- SET TASK -
In the listing below, count the lines containing the string "Predicted" and state only the number.

- DATA SUPPLIED -
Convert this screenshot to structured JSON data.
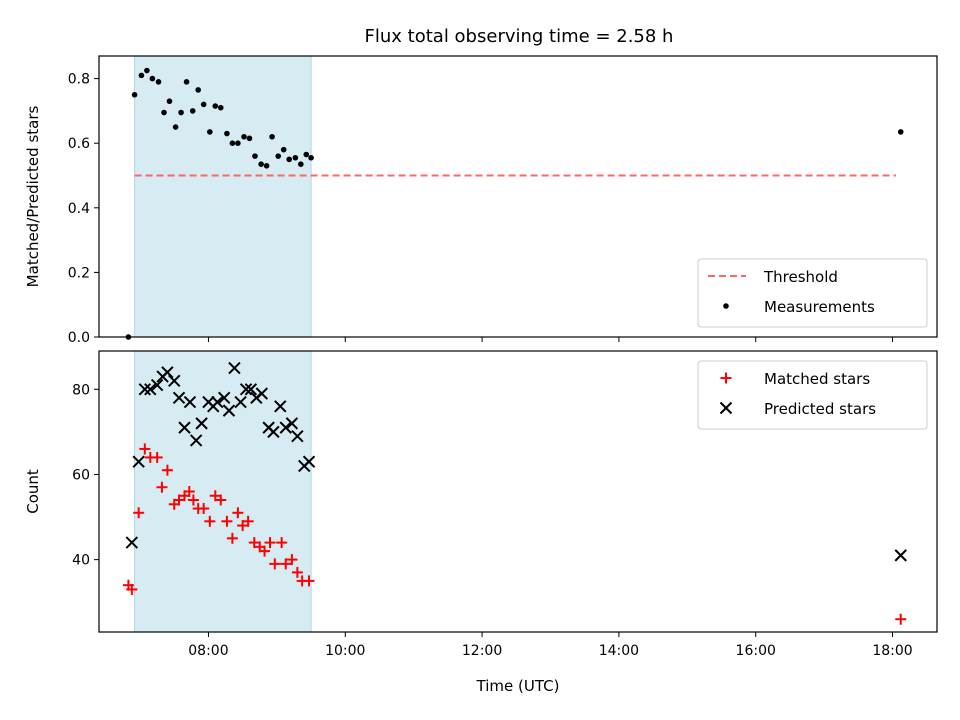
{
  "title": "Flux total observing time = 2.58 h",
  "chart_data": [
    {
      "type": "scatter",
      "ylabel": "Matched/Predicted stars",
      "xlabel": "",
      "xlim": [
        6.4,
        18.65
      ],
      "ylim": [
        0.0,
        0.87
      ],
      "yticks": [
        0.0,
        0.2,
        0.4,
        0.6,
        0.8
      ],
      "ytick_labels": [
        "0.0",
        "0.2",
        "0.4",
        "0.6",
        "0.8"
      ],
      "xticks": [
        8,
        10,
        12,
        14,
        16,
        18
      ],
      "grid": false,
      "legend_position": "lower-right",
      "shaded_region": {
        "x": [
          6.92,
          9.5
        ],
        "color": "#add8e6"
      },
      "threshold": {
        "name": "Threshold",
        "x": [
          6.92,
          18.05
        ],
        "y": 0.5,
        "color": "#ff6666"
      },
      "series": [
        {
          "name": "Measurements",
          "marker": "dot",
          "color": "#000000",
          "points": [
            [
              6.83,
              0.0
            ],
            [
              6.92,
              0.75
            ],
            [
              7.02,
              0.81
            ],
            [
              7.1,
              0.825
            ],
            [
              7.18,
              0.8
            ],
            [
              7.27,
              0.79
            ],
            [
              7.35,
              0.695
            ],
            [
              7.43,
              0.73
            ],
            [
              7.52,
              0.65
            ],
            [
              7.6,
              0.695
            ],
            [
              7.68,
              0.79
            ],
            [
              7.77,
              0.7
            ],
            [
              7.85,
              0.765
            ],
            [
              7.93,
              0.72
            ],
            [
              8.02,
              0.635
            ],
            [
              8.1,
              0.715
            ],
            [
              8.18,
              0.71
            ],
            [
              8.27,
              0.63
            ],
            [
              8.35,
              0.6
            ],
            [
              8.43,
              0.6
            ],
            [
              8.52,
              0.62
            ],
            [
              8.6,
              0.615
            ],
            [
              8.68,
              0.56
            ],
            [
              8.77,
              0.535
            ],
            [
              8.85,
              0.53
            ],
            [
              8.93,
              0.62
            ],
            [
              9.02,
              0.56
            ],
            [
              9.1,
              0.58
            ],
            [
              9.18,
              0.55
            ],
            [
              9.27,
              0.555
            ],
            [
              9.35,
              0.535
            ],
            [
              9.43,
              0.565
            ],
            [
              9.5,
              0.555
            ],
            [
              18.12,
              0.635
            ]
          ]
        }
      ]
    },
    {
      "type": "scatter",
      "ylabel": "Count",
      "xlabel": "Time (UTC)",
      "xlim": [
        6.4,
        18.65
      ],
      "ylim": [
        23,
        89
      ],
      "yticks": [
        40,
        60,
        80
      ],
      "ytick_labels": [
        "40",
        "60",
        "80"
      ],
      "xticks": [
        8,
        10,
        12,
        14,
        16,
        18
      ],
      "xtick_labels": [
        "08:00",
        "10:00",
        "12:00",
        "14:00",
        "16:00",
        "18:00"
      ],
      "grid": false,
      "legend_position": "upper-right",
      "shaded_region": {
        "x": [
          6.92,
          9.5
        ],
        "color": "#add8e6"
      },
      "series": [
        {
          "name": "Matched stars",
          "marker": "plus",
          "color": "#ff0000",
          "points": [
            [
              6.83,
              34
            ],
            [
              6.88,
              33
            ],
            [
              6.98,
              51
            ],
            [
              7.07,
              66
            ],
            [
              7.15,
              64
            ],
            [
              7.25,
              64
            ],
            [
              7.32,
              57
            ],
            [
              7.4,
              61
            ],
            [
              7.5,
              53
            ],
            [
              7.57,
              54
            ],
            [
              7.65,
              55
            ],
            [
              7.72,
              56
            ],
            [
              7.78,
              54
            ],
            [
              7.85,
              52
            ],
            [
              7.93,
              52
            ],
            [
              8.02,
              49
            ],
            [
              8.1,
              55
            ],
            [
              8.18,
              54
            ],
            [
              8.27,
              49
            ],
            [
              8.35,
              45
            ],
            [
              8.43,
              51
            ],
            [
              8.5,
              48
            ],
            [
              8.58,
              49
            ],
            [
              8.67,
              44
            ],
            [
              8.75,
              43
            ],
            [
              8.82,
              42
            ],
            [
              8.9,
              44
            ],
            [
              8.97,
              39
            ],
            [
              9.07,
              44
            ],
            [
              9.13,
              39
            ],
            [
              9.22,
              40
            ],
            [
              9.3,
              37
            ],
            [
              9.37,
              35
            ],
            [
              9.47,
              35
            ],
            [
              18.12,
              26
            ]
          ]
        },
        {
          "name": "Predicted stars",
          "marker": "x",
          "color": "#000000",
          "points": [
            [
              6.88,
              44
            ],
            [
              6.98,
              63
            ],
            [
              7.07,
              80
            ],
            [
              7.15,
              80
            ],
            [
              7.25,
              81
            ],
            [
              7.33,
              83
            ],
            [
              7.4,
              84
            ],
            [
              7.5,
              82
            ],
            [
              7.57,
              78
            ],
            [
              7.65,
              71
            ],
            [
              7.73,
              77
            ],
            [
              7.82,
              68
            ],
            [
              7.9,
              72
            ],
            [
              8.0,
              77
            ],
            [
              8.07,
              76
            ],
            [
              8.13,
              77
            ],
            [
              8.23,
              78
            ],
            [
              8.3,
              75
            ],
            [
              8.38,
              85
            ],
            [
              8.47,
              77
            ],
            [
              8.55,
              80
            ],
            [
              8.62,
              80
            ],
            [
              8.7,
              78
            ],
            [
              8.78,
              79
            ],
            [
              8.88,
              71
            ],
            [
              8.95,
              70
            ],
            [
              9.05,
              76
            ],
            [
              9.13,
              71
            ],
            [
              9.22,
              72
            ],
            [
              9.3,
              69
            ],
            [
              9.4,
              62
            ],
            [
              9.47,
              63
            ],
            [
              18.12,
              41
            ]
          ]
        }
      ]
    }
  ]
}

- REPLY TO THE TASK -
2